Tally all lines containing the word "document". Give the number alone.

SUPPLIED ENTRIES:

** START **

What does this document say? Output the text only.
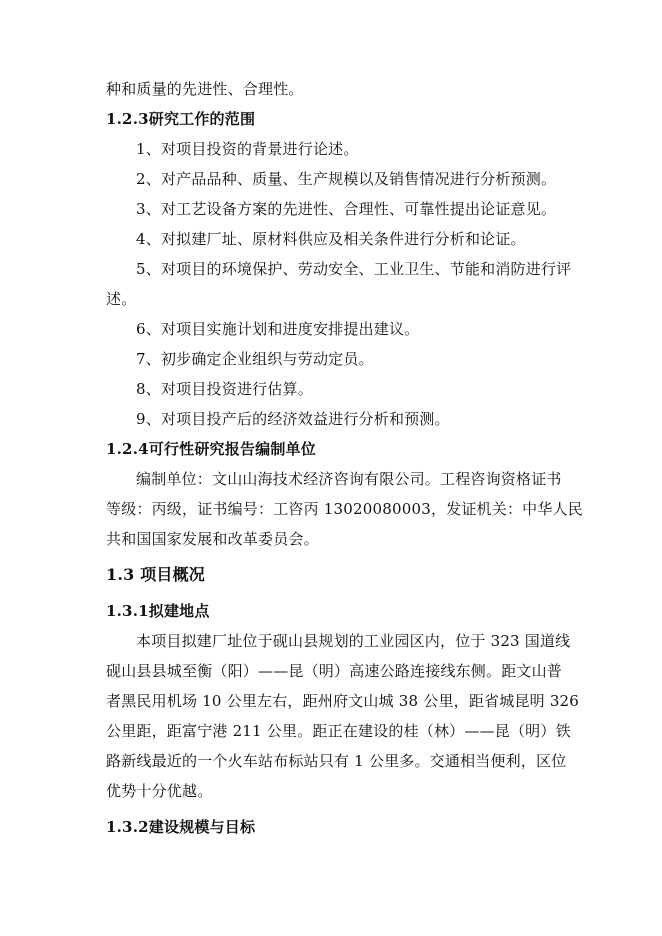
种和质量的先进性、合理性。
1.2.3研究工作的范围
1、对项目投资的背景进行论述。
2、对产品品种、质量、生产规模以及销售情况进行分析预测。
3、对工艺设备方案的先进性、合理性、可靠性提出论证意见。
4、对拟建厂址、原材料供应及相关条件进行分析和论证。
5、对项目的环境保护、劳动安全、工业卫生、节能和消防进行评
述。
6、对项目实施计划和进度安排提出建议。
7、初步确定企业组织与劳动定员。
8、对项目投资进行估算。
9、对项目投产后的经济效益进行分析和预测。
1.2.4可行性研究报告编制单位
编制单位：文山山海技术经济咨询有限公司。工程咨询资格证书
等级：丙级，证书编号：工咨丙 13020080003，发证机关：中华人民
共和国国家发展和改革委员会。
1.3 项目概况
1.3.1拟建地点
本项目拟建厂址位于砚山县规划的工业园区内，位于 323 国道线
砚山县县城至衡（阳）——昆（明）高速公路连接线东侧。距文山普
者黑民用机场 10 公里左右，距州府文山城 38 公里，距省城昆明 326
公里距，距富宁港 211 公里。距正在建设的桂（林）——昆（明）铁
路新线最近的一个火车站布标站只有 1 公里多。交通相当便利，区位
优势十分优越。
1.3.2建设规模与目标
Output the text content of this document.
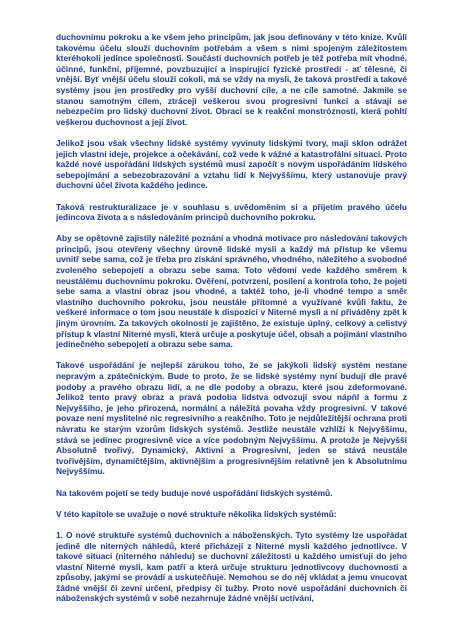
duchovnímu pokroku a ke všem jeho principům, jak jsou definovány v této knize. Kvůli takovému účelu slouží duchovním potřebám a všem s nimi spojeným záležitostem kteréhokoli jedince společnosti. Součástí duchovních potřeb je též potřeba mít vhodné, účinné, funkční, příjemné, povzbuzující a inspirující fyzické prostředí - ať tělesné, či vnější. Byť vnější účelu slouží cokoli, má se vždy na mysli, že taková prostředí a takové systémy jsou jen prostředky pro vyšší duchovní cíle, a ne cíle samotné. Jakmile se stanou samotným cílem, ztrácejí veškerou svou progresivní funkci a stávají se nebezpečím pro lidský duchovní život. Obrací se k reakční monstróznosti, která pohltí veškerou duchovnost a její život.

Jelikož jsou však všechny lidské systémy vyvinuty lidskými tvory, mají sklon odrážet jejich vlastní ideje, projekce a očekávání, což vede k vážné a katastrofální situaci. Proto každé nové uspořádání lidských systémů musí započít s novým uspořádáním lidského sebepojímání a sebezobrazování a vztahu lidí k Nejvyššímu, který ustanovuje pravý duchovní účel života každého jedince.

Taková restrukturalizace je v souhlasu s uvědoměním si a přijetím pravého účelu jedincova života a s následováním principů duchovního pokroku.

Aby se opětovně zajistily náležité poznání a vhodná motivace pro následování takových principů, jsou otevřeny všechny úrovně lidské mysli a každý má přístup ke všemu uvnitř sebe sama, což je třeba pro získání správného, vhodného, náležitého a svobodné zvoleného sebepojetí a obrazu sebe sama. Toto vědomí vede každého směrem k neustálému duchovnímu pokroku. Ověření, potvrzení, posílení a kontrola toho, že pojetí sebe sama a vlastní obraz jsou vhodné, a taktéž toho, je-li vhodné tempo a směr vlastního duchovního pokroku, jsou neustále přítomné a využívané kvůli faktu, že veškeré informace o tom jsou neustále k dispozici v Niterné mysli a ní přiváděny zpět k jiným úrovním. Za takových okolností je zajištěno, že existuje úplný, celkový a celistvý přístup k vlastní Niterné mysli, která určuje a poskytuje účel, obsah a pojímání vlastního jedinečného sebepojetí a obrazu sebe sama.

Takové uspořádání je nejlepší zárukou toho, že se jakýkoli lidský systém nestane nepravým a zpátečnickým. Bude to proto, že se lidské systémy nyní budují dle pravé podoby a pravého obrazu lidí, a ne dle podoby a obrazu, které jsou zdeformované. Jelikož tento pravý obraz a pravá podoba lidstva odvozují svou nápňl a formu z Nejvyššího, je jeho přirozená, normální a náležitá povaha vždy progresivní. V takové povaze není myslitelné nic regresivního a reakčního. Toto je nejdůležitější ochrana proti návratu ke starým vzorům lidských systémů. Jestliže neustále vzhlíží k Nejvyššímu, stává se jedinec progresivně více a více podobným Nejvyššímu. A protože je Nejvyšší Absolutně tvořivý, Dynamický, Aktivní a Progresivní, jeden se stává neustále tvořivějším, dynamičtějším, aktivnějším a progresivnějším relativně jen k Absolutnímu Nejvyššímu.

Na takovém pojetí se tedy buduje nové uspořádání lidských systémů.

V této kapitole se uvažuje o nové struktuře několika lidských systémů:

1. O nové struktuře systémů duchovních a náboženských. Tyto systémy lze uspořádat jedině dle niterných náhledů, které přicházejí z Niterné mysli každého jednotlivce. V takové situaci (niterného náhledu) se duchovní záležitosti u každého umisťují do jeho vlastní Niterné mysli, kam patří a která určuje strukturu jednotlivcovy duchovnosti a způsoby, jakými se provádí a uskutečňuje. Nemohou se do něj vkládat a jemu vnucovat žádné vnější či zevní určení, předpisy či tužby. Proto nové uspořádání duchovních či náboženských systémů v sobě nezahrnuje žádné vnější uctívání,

** END **

REPLY TO THE EXERCISE:
2